Only the number is wanted: how many lines contain "average"?

*****

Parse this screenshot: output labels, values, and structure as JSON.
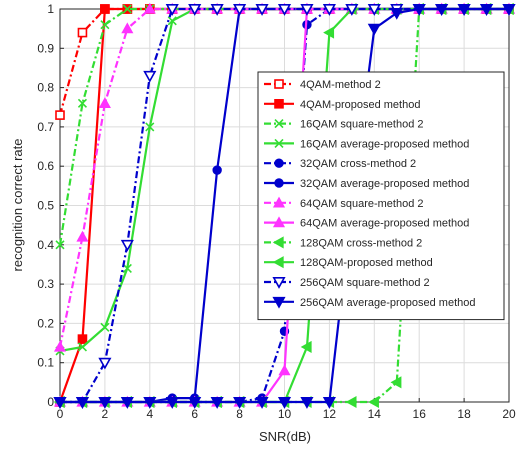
{
  "chart_data": {
    "type": "line",
    "xlabel": "SNR(dB)",
    "ylabel": "recognition correct rate",
    "xlim": [
      0,
      20
    ],
    "ylim": [
      0,
      1
    ],
    "x_ticks": [
      0,
      2,
      4,
      6,
      8,
      10,
      12,
      14,
      16,
      18,
      20
    ],
    "y_ticks": [
      0,
      0.1,
      0.2,
      0.3,
      0.4,
      0.5,
      0.6,
      0.7,
      0.8,
      0.9,
      1
    ],
    "x_tick_labels": [
      "0",
      "2",
      "4",
      "6",
      "8",
      "10",
      "12",
      "14",
      "16",
      "18",
      "20"
    ],
    "y_tick_labels": [
      "0",
      "0.1",
      "0.2",
      "0.3",
      "0.4",
      "0.5",
      "0.6",
      "0.7",
      "0.8",
      "0.9",
      "1"
    ],
    "grid": true,
    "legend_position": "center-right",
    "series": [
      {
        "name": "4QAM-method 2",
        "color": "#ff0000",
        "dash": "dashdot",
        "marker": "square-open",
        "x": [
          0,
          1,
          2,
          3,
          4,
          5,
          6,
          7,
          8,
          9,
          10,
          11,
          12,
          13,
          14,
          15,
          16,
          17,
          18,
          19,
          20
        ],
        "y": [
          0.73,
          0.94,
          1,
          1,
          1,
          1,
          1,
          1,
          1,
          1,
          1,
          1,
          1,
          1,
          1,
          1,
          1,
          1,
          1,
          1,
          1
        ]
      },
      {
        "name": "4QAM-proposed method",
        "color": "#ff0000",
        "dash": "solid",
        "marker": "square-filled",
        "x": [
          0,
          1,
          2,
          3,
          4,
          5,
          6,
          7,
          8,
          9,
          10,
          11,
          12,
          13,
          14,
          15,
          16,
          17,
          18,
          19,
          20
        ],
        "y": [
          0,
          0.16,
          1,
          1,
          1,
          1,
          1,
          1,
          1,
          1,
          1,
          1,
          1,
          1,
          1,
          1,
          1,
          1,
          1,
          1,
          1
        ]
      },
      {
        "name": "16QAM square-method 2",
        "color": "#33dd33",
        "dash": "dashdot",
        "marker": "x",
        "x": [
          0,
          1,
          2,
          3,
          4,
          5,
          6,
          7,
          8,
          9,
          10,
          11,
          12,
          13,
          14,
          15,
          16,
          17,
          18,
          19,
          20
        ],
        "y": [
          0.4,
          0.76,
          0.96,
          1,
          1,
          1,
          1,
          1,
          1,
          1,
          1,
          1,
          1,
          1,
          1,
          1,
          1,
          1,
          1,
          1,
          1
        ]
      },
      {
        "name": "16QAM average-proposed method",
        "color": "#33dd33",
        "dash": "solid",
        "marker": "x",
        "x": [
          0,
          1,
          2,
          3,
          4,
          5,
          6,
          7,
          8,
          9,
          10,
          11,
          12,
          13,
          14,
          15,
          16,
          17,
          18,
          19,
          20
        ],
        "y": [
          0.13,
          0.14,
          0.19,
          0.34,
          0.7,
          0.97,
          1,
          1,
          1,
          1,
          1,
          1,
          1,
          1,
          1,
          1,
          1,
          1,
          1,
          1,
          1
        ]
      },
      {
        "name": "32QAM cross-method 2",
        "color": "#0000cc",
        "dash": "dashdot",
        "marker": "circle-filled",
        "x": [
          0,
          1,
          2,
          3,
          4,
          5,
          6,
          7,
          8,
          9,
          10,
          11,
          12,
          13,
          14,
          15,
          16,
          17,
          18,
          19,
          20
        ],
        "y": [
          0,
          0,
          0,
          0,
          0,
          0,
          0,
          0,
          0,
          0.01,
          0.18,
          0.96,
          1,
          1,
          1,
          1,
          1,
          1,
          1,
          1,
          1
        ]
      },
      {
        "name": "32QAM average-proposed method",
        "color": "#0000cc",
        "dash": "solid",
        "marker": "circle-filled",
        "x": [
          0,
          1,
          2,
          3,
          4,
          5,
          6,
          7,
          8,
          9,
          10,
          11,
          12,
          13,
          14,
          15,
          16,
          17,
          18,
          19,
          20
        ],
        "y": [
          0,
          0,
          0,
          0,
          0,
          0.01,
          0.01,
          0.59,
          1,
          1,
          1,
          1,
          1,
          1,
          1,
          1,
          1,
          1,
          1,
          1,
          1
        ]
      },
      {
        "name": "64QAM square-method 2",
        "color": "#ff33ff",
        "dash": "dashdot",
        "marker": "triangle-up",
        "x": [
          0,
          1,
          2,
          3,
          4,
          5,
          6,
          7,
          8,
          9,
          10,
          11,
          12,
          13,
          14,
          15,
          16,
          17,
          18,
          19,
          20
        ],
        "y": [
          0.14,
          0.42,
          0.76,
          0.95,
          1,
          1,
          1,
          1,
          1,
          1,
          1,
          1,
          1,
          1,
          1,
          1,
          1,
          1,
          1,
          1,
          1
        ]
      },
      {
        "name": "64QAM average-proposed method",
        "color": "#ff33ff",
        "dash": "solid",
        "marker": "triangle-up",
        "x": [
          0,
          1,
          2,
          3,
          4,
          5,
          6,
          7,
          8,
          9,
          10,
          11,
          12,
          13,
          14,
          15,
          16,
          17,
          18,
          19,
          20
        ],
        "y": [
          0,
          0,
          0,
          0,
          0,
          0,
          0,
          0,
          0,
          0,
          0.08,
          1,
          1,
          1,
          1,
          1,
          1,
          1,
          1,
          1,
          1
        ]
      },
      {
        "name": "128QAM cross-method 2",
        "color": "#33dd33",
        "dash": "dashdot",
        "marker": "triangle-left",
        "x": [
          0,
          1,
          2,
          3,
          4,
          5,
          6,
          7,
          8,
          9,
          10,
          11,
          12,
          13,
          14,
          15,
          16,
          17,
          18,
          19,
          20
        ],
        "y": [
          0,
          0,
          0,
          0,
          0,
          0,
          0,
          0,
          0,
          0,
          0,
          0,
          0,
          0,
          0,
          0.05,
          1,
          1,
          1,
          1,
          1
        ]
      },
      {
        "name": "128QAM-proposed method",
        "color": "#33dd33",
        "dash": "solid",
        "marker": "triangle-left",
        "x": [
          0,
          1,
          2,
          3,
          4,
          5,
          6,
          7,
          8,
          9,
          10,
          11,
          12,
          13,
          14,
          15,
          16,
          17,
          18,
          19,
          20
        ],
        "y": [
          0,
          0,
          0,
          0,
          0,
          0,
          0,
          0,
          0,
          0,
          0,
          0.14,
          0.94,
          1,
          1,
          1,
          1,
          1,
          1,
          1,
          1
        ]
      },
      {
        "name": "256QAM square-method 2",
        "color": "#0000cc",
        "dash": "dashdot",
        "marker": "triangle-down-open",
        "x": [
          0,
          1,
          2,
          3,
          4,
          5,
          6,
          7,
          8,
          9,
          10,
          11,
          12,
          13,
          14,
          15,
          16,
          17,
          18,
          19,
          20
        ],
        "y": [
          0,
          0,
          0.1,
          0.4,
          0.83,
          1,
          1,
          1,
          1,
          1,
          1,
          1,
          1,
          1,
          1,
          1,
          1,
          1,
          1,
          1,
          1
        ]
      },
      {
        "name": "256QAM average-proposed method",
        "color": "#0000cc",
        "dash": "solid",
        "marker": "triangle-down-filled",
        "x": [
          0,
          1,
          2,
          3,
          4,
          5,
          6,
          7,
          8,
          9,
          10,
          11,
          12,
          13,
          14,
          15,
          16,
          17,
          18,
          19,
          20
        ],
        "y": [
          0,
          0,
          0,
          0,
          0,
          0,
          0,
          0,
          0,
          0,
          0,
          0,
          0,
          0.5,
          0.95,
          0.99,
          1,
          1,
          1,
          1,
          1
        ]
      }
    ]
  }
}
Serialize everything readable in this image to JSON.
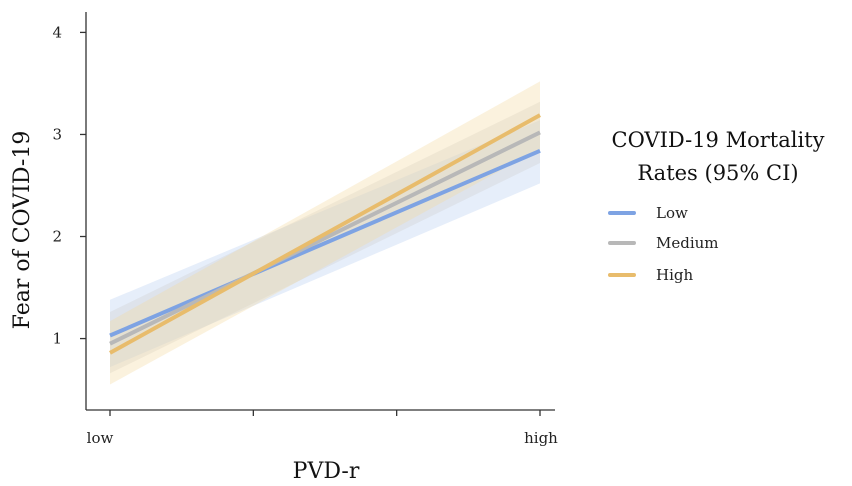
{
  "chart_data": {
    "type": "line",
    "xlabel": "PVD-r",
    "ylabel": "Fear of COVID-19",
    "x_tick_labels": [
      "low",
      "high"
    ],
    "x_range": [
      0,
      1
    ],
    "ylim": [
      0.3,
      4.2
    ],
    "y_ticks": [
      1,
      2,
      3,
      4
    ],
    "grid": false,
    "legend": {
      "title_lines": [
        "COVID-19 Mortality",
        "Rates (95% CI)"
      ],
      "placement": "right"
    },
    "series": [
      {
        "name": "Low",
        "color": "#7ea3e3",
        "ci_color": "#b7cdf1",
        "x": [
          0,
          1
        ],
        "y": [
          1.03,
          2.84
        ],
        "ci_lower": [
          0.72,
          2.52
        ],
        "ci_upper": [
          1.38,
          3.14
        ]
      },
      {
        "name": "Medium",
        "color": "#b8b8b8",
        "ci_color": "#cfcfcf",
        "x": [
          0,
          1
        ],
        "y": [
          0.95,
          3.02
        ],
        "ci_lower": [
          0.66,
          2.72
        ],
        "ci_upper": [
          1.26,
          3.32
        ]
      },
      {
        "name": "High",
        "color": "#e8bc6c",
        "ci_color": "#f4d9a0",
        "x": [
          0,
          1
        ],
        "y": [
          0.86,
          3.19
        ],
        "ci_lower": [
          0.55,
          2.86
        ],
        "ci_upper": [
          1.17,
          3.52
        ]
      }
    ]
  }
}
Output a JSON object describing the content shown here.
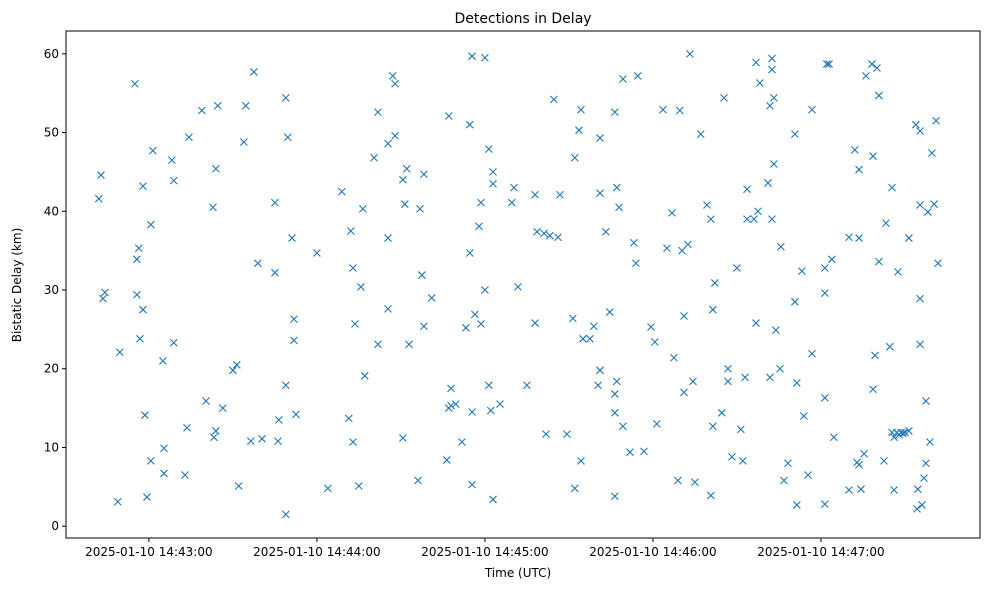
{
  "chart_data": {
    "type": "scatter",
    "title": "Detections in Delay",
    "xlabel": "Time (UTC)",
    "ylabel": "Bistatic Delay (km)",
    "x_units": "seconds after 2025-01-10 14:43:00 UTC",
    "xlim": [
      -29.6,
      296.8
    ],
    "ylim": [
      -1.5,
      62.9
    ],
    "grid": false,
    "marker": "x",
    "color": "#1f77b4",
    "xticks": [
      {
        "value": 0,
        "label": "2025-01-10 14:43:00"
      },
      {
        "value": 60,
        "label": "2025-01-10 14:44:00"
      },
      {
        "value": 120,
        "label": "2025-01-10 14:45:00"
      },
      {
        "value": 180,
        "label": "2025-01-10 14:46:00"
      },
      {
        "value": 240,
        "label": "2025-01-10 14:47:00"
      }
    ],
    "yticks": [
      {
        "value": 0,
        "label": "0"
      },
      {
        "value": 10,
        "label": "10"
      },
      {
        "value": 20,
        "label": "20"
      },
      {
        "value": 30,
        "label": "30"
      },
      {
        "value": 40,
        "label": "40"
      },
      {
        "value": 50,
        "label": "50"
      },
      {
        "value": 60,
        "label": "60"
      }
    ],
    "points": [
      [
        -17.9,
        41.6
      ],
      [
        -17.1,
        44.6
      ],
      [
        -16.4,
        28.9
      ],
      [
        -15.7,
        29.7
      ],
      [
        -11.1,
        3.1
      ],
      [
        -10.4,
        22.1
      ],
      [
        -5,
        56.2
      ],
      [
        -4.3,
        29.4
      ],
      [
        -4.3,
        33.9
      ],
      [
        -3.6,
        35.3
      ],
      [
        -3.2,
        23.8
      ],
      [
        -2.1,
        43.2
      ],
      [
        -2.1,
        27.5
      ],
      [
        -1.4,
        14.1
      ],
      [
        -0.7,
        3.7
      ],
      [
        0.7,
        8.3
      ],
      [
        0.7,
        38.3
      ],
      [
        1.4,
        47.7
      ],
      [
        5,
        21.0
      ],
      [
        5.4,
        9.9
      ],
      [
        5.4,
        6.7
      ],
      [
        8.2,
        46.5
      ],
      [
        8.9,
        43.9
      ],
      [
        8.9,
        23.3
      ],
      [
        12.9,
        6.5
      ],
      [
        13.6,
        12.5
      ],
      [
        14.3,
        49.4
      ],
      [
        18.9,
        52.8
      ],
      [
        20.4,
        15.9
      ],
      [
        22.9,
        40.5
      ],
      [
        23.2,
        11.3
      ],
      [
        23.9,
        12.1
      ],
      [
        23.9,
        45.4
      ],
      [
        24.6,
        53.4
      ],
      [
        26.4,
        15.0
      ],
      [
        30,
        19.8
      ],
      [
        31.4,
        20.5
      ],
      [
        32.1,
        5.1
      ],
      [
        33.9,
        48.8
      ],
      [
        34.6,
        53.4
      ],
      [
        36.4,
        10.8
      ],
      [
        37.5,
        57.7
      ],
      [
        38.9,
        33.4
      ],
      [
        40.4,
        11.1
      ],
      [
        45,
        41.1
      ],
      [
        45,
        32.2
      ],
      [
        46.1,
        10.8
      ],
      [
        46.4,
        13.5
      ],
      [
        48.9,
        54.4
      ],
      [
        48.9,
        17.9
      ],
      [
        48.9,
        1.5
      ],
      [
        49.6,
        49.4
      ],
      [
        51.1,
        36.6
      ],
      [
        51.8,
        26.3
      ],
      [
        51.8,
        23.6
      ],
      [
        52.5,
        14.2
      ],
      [
        60,
        34.7
      ],
      [
        63.9,
        4.8
      ],
      [
        68.9,
        42.5
      ],
      [
        71.4,
        13.7
      ],
      [
        72.1,
        37.5
      ],
      [
        72.9,
        32.8
      ],
      [
        72.9,
        10.7
      ],
      [
        73.6,
        25.7
      ],
      [
        75,
        5.1
      ],
      [
        75.7,
        30.4
      ],
      [
        76.4,
        40.3
      ],
      [
        77.1,
        19.1
      ],
      [
        80.4,
        46.8
      ],
      [
        81.8,
        52.6
      ],
      [
        81.8,
        23.1
      ],
      [
        85.4,
        36.6
      ],
      [
        85.4,
        27.6
      ],
      [
        85.4,
        48.6
      ],
      [
        87.1,
        57.2
      ],
      [
        87.9,
        56.2
      ],
      [
        87.9,
        49.6
      ],
      [
        90.7,
        44.0
      ],
      [
        90.7,
        11.2
      ],
      [
        91.4,
        40.9
      ],
      [
        92.1,
        45.4
      ],
      [
        92.9,
        23.1
      ],
      [
        96.1,
        5.8
      ],
      [
        96.8,
        40.3
      ],
      [
        97.5,
        31.9
      ],
      [
        98.2,
        44.7
      ],
      [
        98.2,
        25.4
      ],
      [
        101,
        29.0
      ],
      [
        106.4,
        8.4
      ],
      [
        107.1,
        52.1
      ],
      [
        107.1,
        15.0
      ],
      [
        107.9,
        17.5
      ],
      [
        107.9,
        15.3
      ],
      [
        109.6,
        15.5
      ],
      [
        111.8,
        10.7
      ],
      [
        113.2,
        25.2
      ],
      [
        114.6,
        51.0
      ],
      [
        114.6,
        34.7
      ],
      [
        115.4,
        59.7
      ],
      [
        115.4,
        5.3
      ],
      [
        115.4,
        14.5
      ],
      [
        116.4,
        26.9
      ],
      [
        117.9,
        38.1
      ],
      [
        118.6,
        25.7
      ],
      [
        118.6,
        41.1
      ],
      [
        120,
        59.5
      ],
      [
        120,
        30.0
      ],
      [
        121.4,
        47.9
      ],
      [
        121.4,
        17.9
      ],
      [
        122.1,
        14.7
      ],
      [
        122.9,
        45.0
      ],
      [
        122.9,
        43.5
      ],
      [
        122.9,
        3.4
      ],
      [
        125.4,
        15.5
      ],
      [
        129.6,
        41.1
      ],
      [
        130.4,
        43.0
      ],
      [
        131.8,
        30.4
      ],
      [
        135,
        17.9
      ],
      [
        137.9,
        42.1
      ],
      [
        137.9,
        25.8
      ],
      [
        138.6,
        37.4
      ],
      [
        141.1,
        37.2
      ],
      [
        141.8,
        11.7
      ],
      [
        143.2,
        36.9
      ],
      [
        144.6,
        54.2
      ],
      [
        146.1,
        36.7
      ],
      [
        146.8,
        42.1
      ],
      [
        149.3,
        11.7
      ],
      [
        151.4,
        26.4
      ],
      [
        152.1,
        46.8
      ],
      [
        152.1,
        4.8
      ],
      [
        153.6,
        50.3
      ],
      [
        154.3,
        52.9
      ],
      [
        154.3,
        8.3
      ],
      [
        155,
        23.8
      ],
      [
        157.5,
        23.8
      ],
      [
        158.9,
        25.4
      ],
      [
        160.4,
        17.9
      ],
      [
        161.1,
        49.3
      ],
      [
        161.1,
        42.3
      ],
      [
        161.1,
        19.8
      ],
      [
        163.2,
        37.4
      ],
      [
        164.6,
        27.2
      ],
      [
        166.4,
        52.6
      ],
      [
        166.4,
        16.8
      ],
      [
        166.4,
        14.4
      ],
      [
        166.4,
        3.8
      ],
      [
        167.1,
        43.0
      ],
      [
        167.1,
        18.4
      ],
      [
        167.9,
        40.5
      ],
      [
        169.3,
        12.7
      ],
      [
        169.3,
        56.8
      ],
      [
        171.8,
        9.4
      ],
      [
        173.2,
        36.0
      ],
      [
        173.9,
        33.4
      ],
      [
        174.6,
        57.2
      ],
      [
        176.8,
        9.5
      ],
      [
        179.3,
        25.3
      ],
      [
        180.7,
        23.4
      ],
      [
        181.4,
        13.0
      ],
      [
        183.6,
        52.9
      ],
      [
        185,
        35.3
      ],
      [
        186.8,
        39.8
      ],
      [
        187.5,
        21.4
      ],
      [
        188.9,
        5.8
      ],
      [
        189.6,
        52.8
      ],
      [
        190.4,
        35.0
      ],
      [
        191.1,
        17.0
      ],
      [
        191.1,
        26.7
      ],
      [
        192.5,
        35.8
      ],
      [
        193.2,
        60.0
      ],
      [
        194.3,
        18.4
      ],
      [
        195,
        5.6
      ],
      [
        197.1,
        49.8
      ],
      [
        199.3,
        40.8
      ],
      [
        200.7,
        3.9
      ],
      [
        200.7,
        39.0
      ],
      [
        201.4,
        27.5
      ],
      [
        201.4,
        12.7
      ],
      [
        202.1,
        30.9
      ],
      [
        204.6,
        14.4
      ],
      [
        205.4,
        54.4
      ],
      [
        206.8,
        20.0
      ],
      [
        206.8,
        18.4
      ],
      [
        208.2,
        8.8
      ],
      [
        210,
        32.8
      ],
      [
        211.4,
        12.3
      ],
      [
        212.1,
        8.3
      ],
      [
        212.9,
        18.9
      ],
      [
        213.6,
        42.8
      ],
      [
        213.6,
        39.0
      ],
      [
        216.1,
        39.0
      ],
      [
        216.8,
        58.9
      ],
      [
        216.8,
        25.8
      ],
      [
        217.5,
        40.0
      ],
      [
        218.2,
        56.3
      ],
      [
        221.1,
        43.6
      ],
      [
        221.8,
        53.4
      ],
      [
        221.8,
        18.9
      ],
      [
        222.5,
        59.4
      ],
      [
        222.5,
        58.0
      ],
      [
        222.5,
        39.0
      ],
      [
        223.2,
        54.4
      ],
      [
        223.2,
        46.0
      ],
      [
        223.9,
        24.9
      ],
      [
        225.4,
        20.0
      ],
      [
        225.7,
        35.5
      ],
      [
        226.8,
        5.8
      ],
      [
        228.2,
        8.0
      ],
      [
        230.7,
        49.8
      ],
      [
        230.7,
        28.5
      ],
      [
        231.4,
        18.2
      ],
      [
        231.4,
        2.7
      ],
      [
        233.2,
        32.4
      ],
      [
        233.9,
        14.0
      ],
      [
        235.4,
        6.5
      ],
      [
        236.8,
        52.9
      ],
      [
        236.8,
        21.9
      ],
      [
        241.4,
        32.8
      ],
      [
        241.4,
        16.3
      ],
      [
        241.4,
        29.6
      ],
      [
        241.4,
        2.8
      ],
      [
        242.1,
        58.7
      ],
      [
        242.9,
        58.7
      ],
      [
        243.9,
        33.9
      ],
      [
        244.6,
        11.3
      ],
      [
        250,
        36.7
      ],
      [
        250,
        4.6
      ],
      [
        252.1,
        47.8
      ],
      [
        252.9,
        8.1
      ],
      [
        253.6,
        45.3
      ],
      [
        253.6,
        36.6
      ],
      [
        253.6,
        7.8
      ],
      [
        254.3,
        4.7
      ],
      [
        255.4,
        9.2
      ],
      [
        256.1,
        57.2
      ],
      [
        258.2,
        58.7
      ],
      [
        258.6,
        47.0
      ],
      [
        258.6,
        17.4
      ],
      [
        259.3,
        21.7
      ],
      [
        260,
        58.2
      ],
      [
        260.7,
        54.7
      ],
      [
        260.7,
        33.6
      ],
      [
        262.5,
        8.3
      ],
      [
        263.2,
        38.5
      ],
      [
        264.6,
        22.8
      ],
      [
        265.4,
        43.0
      ],
      [
        265.4,
        11.9
      ],
      [
        266.1,
        4.6
      ],
      [
        266.1,
        11.3
      ],
      [
        267.1,
        11.9
      ],
      [
        267.9,
        11.6
      ],
      [
        268.6,
        11.9
      ],
      [
        269.3,
        11.8
      ],
      [
        270,
        11.9
      ],
      [
        271.4,
        12.1
      ],
      [
        267.5,
        32.3
      ],
      [
        271.4,
        36.6
      ],
      [
        273.9,
        51.0
      ],
      [
        274.6,
        4.7
      ],
      [
        275.4,
        50.2
      ],
      [
        275.4,
        28.9
      ],
      [
        275.4,
        40.8
      ],
      [
        275.4,
        23.1
      ],
      [
        274.3,
        2.2
      ],
      [
        276.1,
        2.7
      ],
      [
        276.8,
        6.1
      ],
      [
        277.5,
        15.9
      ],
      [
        277.5,
        8.0
      ],
      [
        278.2,
        39.9
      ],
      [
        278.9,
        10.7
      ],
      [
        279.6,
        47.4
      ],
      [
        280.4,
        40.9
      ],
      [
        281.1,
        51.5
      ],
      [
        281.8,
        33.4
      ]
    ]
  }
}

*****

Output: 4